### PROBLEM REQUIREMENTS
Write out the records word for word, with no pictures.

==== SUPPLIED MATERIAL ====

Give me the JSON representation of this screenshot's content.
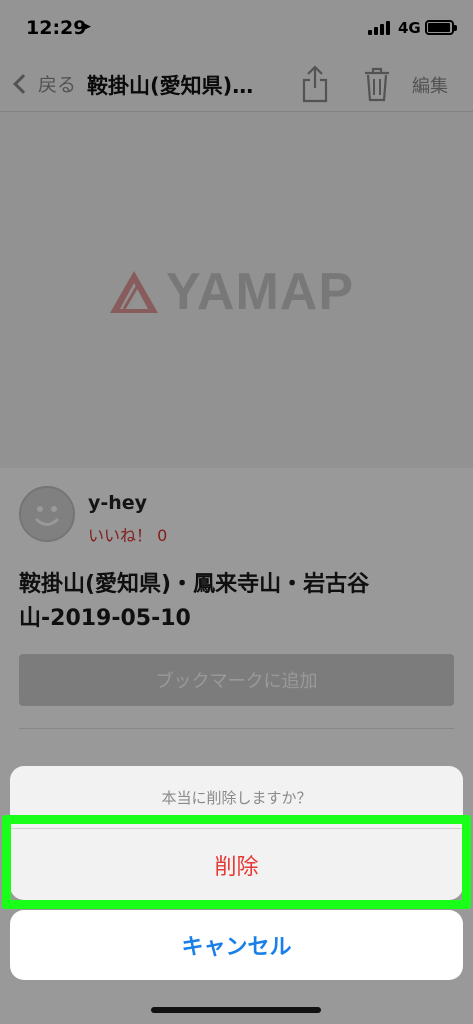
{
  "status_bar": {
    "time": "12:29",
    "network": "4G"
  },
  "nav": {
    "back_label": "戻る",
    "title": "鞍掛山(愛知県)…",
    "edit_label": "編集"
  },
  "hero": {
    "logo_text": "YAMAP"
  },
  "post": {
    "username": "y-hey",
    "likes_label": "いいね！ 0",
    "title": "鞍掛山(愛知県)・鳳来寺山・岩古谷山-2019-05-10",
    "bookmark_label": "ブックマークに追加"
  },
  "action_sheet": {
    "message": "本当に削除しますか？",
    "delete_label": "削除",
    "cancel_label": "キャンセル"
  },
  "colors": {
    "destructive": "#e53935",
    "accent_blue": "#1a7fe8",
    "highlight_green": "#1aff1a"
  }
}
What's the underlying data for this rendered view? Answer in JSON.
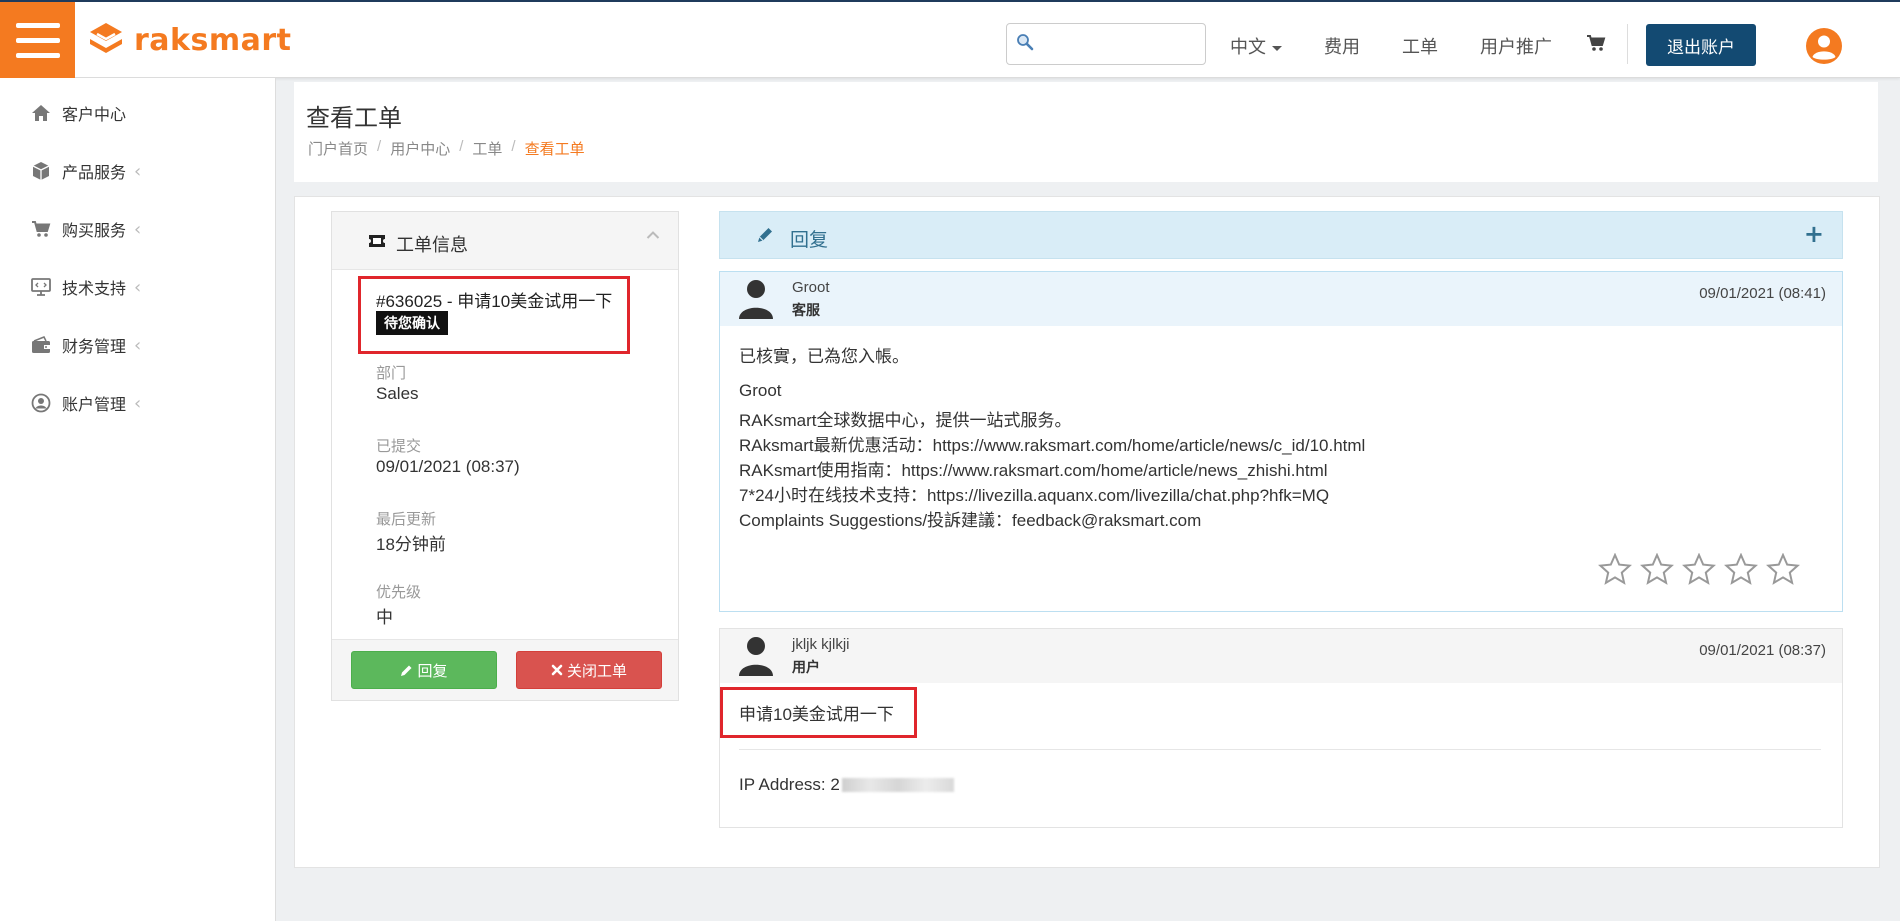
{
  "brand": {
    "name": "raksmart",
    "color": "#f47a20"
  },
  "topnav": {
    "search_placeholder": "",
    "language": "中文",
    "links": [
      "费用",
      "工单",
      "用户推广"
    ],
    "logout_label": "退出账户"
  },
  "sidebar": {
    "items": [
      {
        "label": "客户中心",
        "icon": "home-icon"
      },
      {
        "label": "产品服务",
        "icon": "box-icon"
      },
      {
        "label": "购买服务",
        "icon": "cart-icon"
      },
      {
        "label": "技术支持",
        "icon": "monitor-icon"
      },
      {
        "label": "财务管理",
        "icon": "wallet-icon"
      },
      {
        "label": "账户管理",
        "icon": "user-circle-icon"
      }
    ],
    "chevron": "‹"
  },
  "page": {
    "title": "查看工单",
    "breadcrumb": [
      "门户首页",
      "用户中心",
      "工单",
      "查看工单"
    ]
  },
  "ticket_info": {
    "header": "工单信息",
    "title": "#636025 - 申请10美金试用一下",
    "status": "待您确认",
    "fields": [
      {
        "label": "部门",
        "value": "Sales"
      },
      {
        "label": "已提交",
        "value": "09/01/2021 (08:37)"
      },
      {
        "label": "最后更新",
        "value": "18分钟前"
      },
      {
        "label": "优先级",
        "value": "中"
      }
    ],
    "reply_button": "回复",
    "close_button": "关闭工单"
  },
  "reply_bar": {
    "label": "回复",
    "plus": "+"
  },
  "messages": [
    {
      "name": "Groot",
      "role": "客服",
      "time": "09/01/2021 (08:41)",
      "lines": [
        "已核實，已為您入帳。",
        "Groot",
        "RAKsmart全球数据中心，提供一站式服务。",
        "RAksmart最新优惠活动：https://www.raksmart.com/home/article/news/c_id/10.html",
        "RAKsmart使用指南：https://www.raksmart.com/home/article/news_zhishi.html",
        "7*24小时在线技术支持：https://livezilla.aquanx.com/livezilla/chat.php?hfk=MQ",
        "Complaints Suggestions/投訴建議：feedback@raksmart.com"
      ],
      "rating_stars": 5
    },
    {
      "name": "jkljk kjlkji",
      "role": "用户",
      "time": "09/01/2021 (08:37)",
      "body": "申请10美金试用一下",
      "ip_label": "IP Address: 2"
    }
  ],
  "colors": {
    "accent": "#f47a20",
    "navy": "#134a72",
    "success": "#5cb85c",
    "danger": "#d9534f",
    "info_bg": "#d9edf7",
    "highlight": "#e0262c"
  }
}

====

### ANSWER FOR THE TASK
Give me the JSON representation of this screenshot's content.
{
  "status_bar": {
    "time": "12:29",
    "network": "4G"
  },
  "nav": {
    "back_label": "戻る",
    "title": "鞍掛山(愛知県)…",
    "edit_label": "編集"
  },
  "hero": {
    "logo_text": "YAMAP"
  },
  "post": {
    "username": "y-hey",
    "likes_label": "いいね！ 0",
    "title": "鞍掛山(愛知県)・鳳来寺山・岩古谷山-2019-05-10",
    "bookmark_label": "ブックマークに追加"
  },
  "action_sheet": {
    "message": "本当に削除しますか？",
    "delete_label": "削除",
    "cancel_label": "キャンセル"
  },
  "colors": {
    "destructive": "#e53935",
    "accent_blue": "#1a7fe8",
    "highlight_green": "#1aff1a"
  }
}
What's the underlying data for this rendered view? Answer in JSON.
{
  "brand": {
    "name": "raksmart",
    "color": "#f47a20"
  },
  "topnav": {
    "search_placeholder": "",
    "language": "中文",
    "links": [
      "费用",
      "工单",
      "用户推广"
    ],
    "logout_label": "退出账户"
  },
  "sidebar": {
    "items": [
      {
        "label": "客户中心",
        "icon": "home-icon"
      },
      {
        "label": "产品服务",
        "icon": "box-icon"
      },
      {
        "label": "购买服务",
        "icon": "cart-icon"
      },
      {
        "label": "技术支持",
        "icon": "monitor-icon"
      },
      {
        "label": "财务管理",
        "icon": "wallet-icon"
      },
      {
        "label": "账户管理",
        "icon": "user-circle-icon"
      }
    ],
    "chevron": "‹"
  },
  "page": {
    "title": "查看工单",
    "breadcrumb": [
      "门户首页",
      "用户中心",
      "工单",
      "查看工单"
    ]
  },
  "ticket_info": {
    "header": "工单信息",
    "title": "#636025 - 申请10美金试用一下",
    "status": "待您确认",
    "fields": [
      {
        "label": "部门",
        "value": "Sales"
      },
      {
        "label": "已提交",
        "value": "09/01/2021 (08:37)"
      },
      {
        "label": "最后更新",
        "value": "18分钟前"
      },
      {
        "label": "优先级",
        "value": "中"
      }
    ],
    "reply_button": "回复",
    "close_button": "关闭工单"
  },
  "reply_bar": {
    "label": "回复",
    "plus": "+"
  },
  "messages": [
    {
      "name": "Groot",
      "role": "客服",
      "time": "09/01/2021 (08:41)",
      "lines": [
        "已核實，已為您入帳。",
        "Groot",
        "RAKsmart全球数据中心，提供一站式服务。",
        "RAksmart最新优惠活动：https://www.raksmart.com/home/article/news/c_id/10.html",
        "RAKsmart使用指南：https://www.raksmart.com/home/article/news_zhishi.html",
        "7*24小时在线技术支持：https://livezilla.aquanx.com/livezilla/chat.php?hfk=MQ",
        "Complaints Suggestions/投訴建議：feedback@raksmart.com"
      ],
      "rating_stars": 5
    },
    {
      "name": "jkljk kjlkji",
      "role": "用户",
      "time": "09/01/2021 (08:37)",
      "body": "申请10美金试用一下",
      "ip_label": "IP Address: 2"
    }
  ],
  "colors": {
    "accent": "#f47a20",
    "navy": "#134a72",
    "success": "#5cb85c",
    "danger": "#d9534f",
    "info_bg": "#d9edf7",
    "highlight": "#e0262c"
  }
}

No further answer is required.